Dataset items ->

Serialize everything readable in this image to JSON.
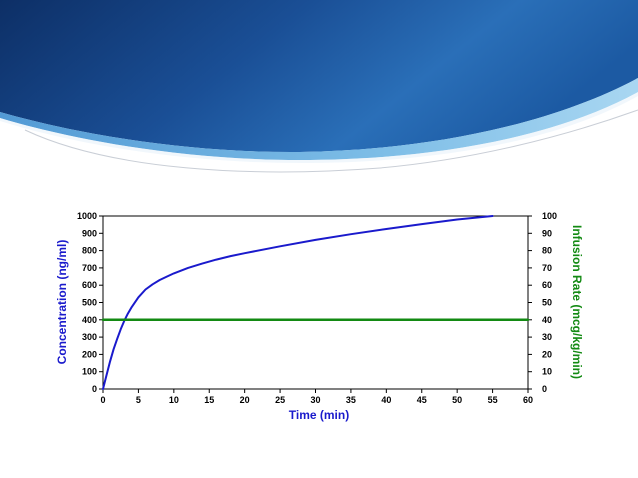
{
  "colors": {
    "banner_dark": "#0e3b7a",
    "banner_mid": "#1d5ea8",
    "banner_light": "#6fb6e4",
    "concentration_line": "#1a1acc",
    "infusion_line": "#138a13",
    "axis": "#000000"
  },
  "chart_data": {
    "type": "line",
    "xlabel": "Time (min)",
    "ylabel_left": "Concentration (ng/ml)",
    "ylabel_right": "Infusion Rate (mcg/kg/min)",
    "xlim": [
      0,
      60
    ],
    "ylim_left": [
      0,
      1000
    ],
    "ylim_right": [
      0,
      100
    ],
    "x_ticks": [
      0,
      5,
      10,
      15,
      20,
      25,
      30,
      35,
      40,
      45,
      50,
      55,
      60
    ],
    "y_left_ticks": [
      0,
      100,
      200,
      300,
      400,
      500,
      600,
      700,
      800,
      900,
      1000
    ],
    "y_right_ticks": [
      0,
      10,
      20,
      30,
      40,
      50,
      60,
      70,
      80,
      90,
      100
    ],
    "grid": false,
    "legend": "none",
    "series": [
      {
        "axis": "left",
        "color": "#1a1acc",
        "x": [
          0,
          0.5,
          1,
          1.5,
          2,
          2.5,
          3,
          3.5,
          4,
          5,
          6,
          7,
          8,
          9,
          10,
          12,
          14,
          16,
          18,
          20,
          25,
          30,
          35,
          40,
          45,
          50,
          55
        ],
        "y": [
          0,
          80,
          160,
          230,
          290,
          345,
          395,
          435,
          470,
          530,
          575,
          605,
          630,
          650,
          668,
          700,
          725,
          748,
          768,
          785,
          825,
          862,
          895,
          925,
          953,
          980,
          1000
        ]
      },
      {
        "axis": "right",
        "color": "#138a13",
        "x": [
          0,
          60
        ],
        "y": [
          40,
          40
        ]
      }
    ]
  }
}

* * *

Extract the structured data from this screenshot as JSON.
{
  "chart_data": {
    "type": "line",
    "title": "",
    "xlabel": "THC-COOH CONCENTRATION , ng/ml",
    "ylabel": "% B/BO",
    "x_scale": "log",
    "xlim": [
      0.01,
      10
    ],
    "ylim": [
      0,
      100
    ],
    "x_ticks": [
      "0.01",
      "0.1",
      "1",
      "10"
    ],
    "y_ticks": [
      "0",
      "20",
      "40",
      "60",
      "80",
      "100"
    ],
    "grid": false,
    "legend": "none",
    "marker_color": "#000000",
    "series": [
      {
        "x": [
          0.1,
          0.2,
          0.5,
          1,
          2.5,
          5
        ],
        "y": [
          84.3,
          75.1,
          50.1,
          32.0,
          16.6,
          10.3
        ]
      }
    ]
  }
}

Set problem -> Going through the data, tally the lines containing "JSON" and report only the result.

Answer to this task -> 2